Extracted data entries
----
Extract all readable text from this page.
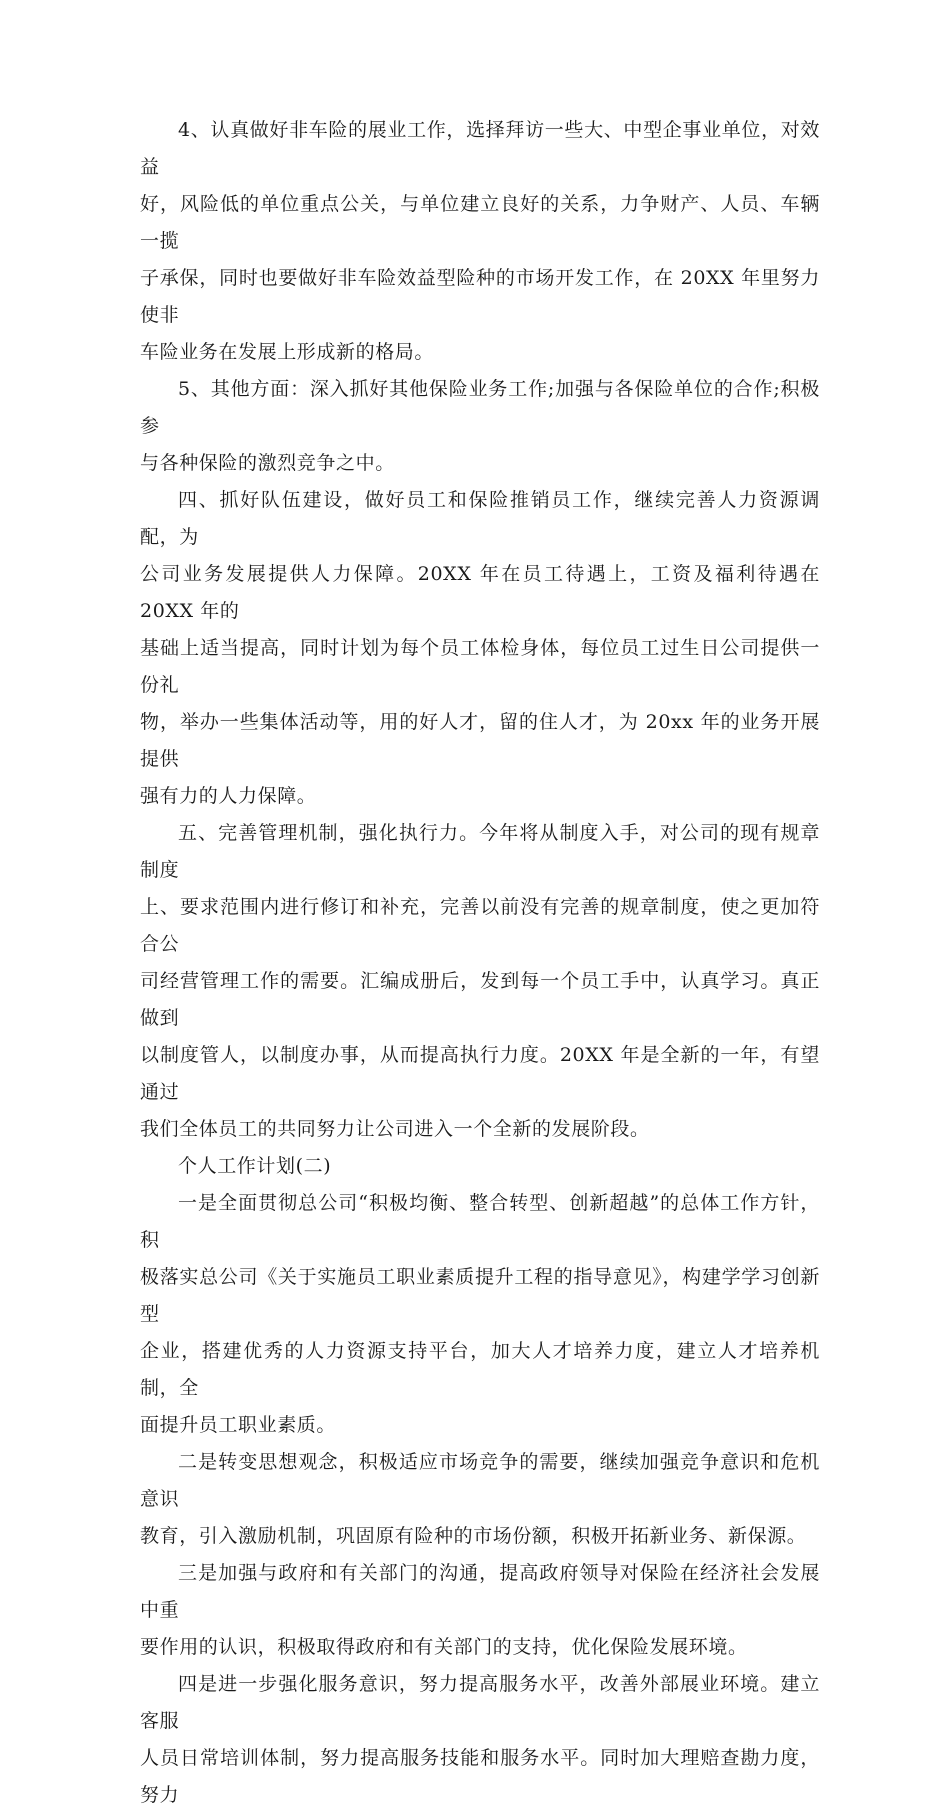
4、认真做好非车险的展业工作，选择拜访一些大、中型企事业单位，对效益
好，风险低的单位重点公关，与单位建立良好的关系，力争财产、人员、车辆一揽
子承保，同时也要做好非车险效益型险种的市场开发工作，在 20XX 年里努力使非
车险业务在发展上形成新的格局。

5、其他方面：深入抓好其他保险业务工作;加强与各保险单位的合作;积极参
与各种保险的激烈竞争之中。

四、抓好队伍建设，做好员工和保险推销员工作，继续完善人力资源调配，为
公司业务发展提供人力保障。20XX 年在员工待遇上，工资及福利待遇在 20XX 年的
基础上适当提高，同时计划为每个员工体检身体，每位员工过生日公司提供一份礼
物，举办一些集体活动等，用的好人才，留的住人才，为 20xx 年的业务开展提供
强有力的人力保障。

五、完善管理机制，强化执行力。今年将从制度入手，对公司的现有规章制度
上、要求范围内进行修订和补充，完善以前没有完善的规章制度，使之更加符合公
司经营管理工作的需要。汇编成册后，发到每一个员工手中，认真学习。真正做到
以制度管人，以制度办事，从而提高执行力度。20XX 年是全新的一年，有望通过
我们全体员工的共同努力让公司进入一个全新的发展阶段。

个人工作计划(二)

一是全面贯彻总公司“积极均衡、整合转型、创新超越”的总体工作方针，积
极落实总公司《关于实施员工职业素质提升工程的指导意见》，构建学学习创新型
企业，搭建优秀的人力资源支持平台，加大人才培养力度，建立人才培养机制，全
面提升员工职业素质。

二是转变思想观念，积极适应市场竞争的需要，继续加强竞争意识和危机意识
教育，引入激励机制，巩固原有险种的市场份额，积极开拓新业务、新保源。

三是加强与政府和有关部门的沟通，提高政府领导对保险在经济社会发展中重
要作用的认识，积极取得政府和有关部门的支持，优化保险发展环境。

四是进一步强化服务意识，努力提高服务水平，改善外部展业环境。建立客服
人员日常培训体制，努力提高服务技能和服务水平。同时加大理赔查勘力度，努力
----
■ Exercise prompt: Reproduce each entry precisely. Leave the pictures out.

■ Response to the task:
Extract all readable text from this page.
4、认真做好非车险的展业工作，选择拜访一些大、中型企事业单位，对效益
好，风险低的单位重点公关，与单位建立良好的关系，力争财产、人员、车辆一揽
子承保，同时也要做好非车险效益型险种的市场开发工作，在 20XX 年里努力使非
车险业务在发展上形成新的格局。

5、其他方面：深入抓好其他保险业务工作;加强与各保险单位的合作;积极参
与各种保险的激烈竞争之中。

四、抓好队伍建设，做好员工和保险推销员工作，继续完善人力资源调配，为
公司业务发展提供人力保障。20XX 年在员工待遇上，工资及福利待遇在 20XX 年的
基础上适当提高，同时计划为每个员工体检身体，每位员工过生日公司提供一份礼
物，举办一些集体活动等，用的好人才，留的住人才，为 20xx 年的业务开展提供
强有力的人力保障。

五、完善管理机制，强化执行力。今年将从制度入手，对公司的现有规章制度
上、要求范围内进行修订和补充，完善以前没有完善的规章制度，使之更加符合公
司经营管理工作的需要。汇编成册后，发到每一个员工手中，认真学习。真正做到
以制度管人，以制度办事，从而提高执行力度。20XX 年是全新的一年，有望通过
我们全体员工的共同努力让公司进入一个全新的发展阶段。

个人工作计划(二)

一是全面贯彻总公司“积极均衡、整合转型、创新超越”的总体工作方针，积
极落实总公司《关于实施员工职业素质提升工程的指导意见》，构建学学习创新型
企业，搭建优秀的人力资源支持平台，加大人才培养力度，建立人才培养机制，全
面提升员工职业素质。

二是转变思想观念，积极适应市场竞争的需要，继续加强竞争意识和危机意识
教育，引入激励机制，巩固原有险种的市场份额，积极开拓新业务、新保源。

三是加强与政府和有关部门的沟通，提高政府领导对保险在经济社会发展中重
要作用的认识，积极取得政府和有关部门的支持，优化保险发展环境。

四是进一步强化服务意识，努力提高服务水平，改善外部展业环境。建立客服
人员日常培训体制，努力提高服务技能和服务水平。同时加大理赔查勘力度，努力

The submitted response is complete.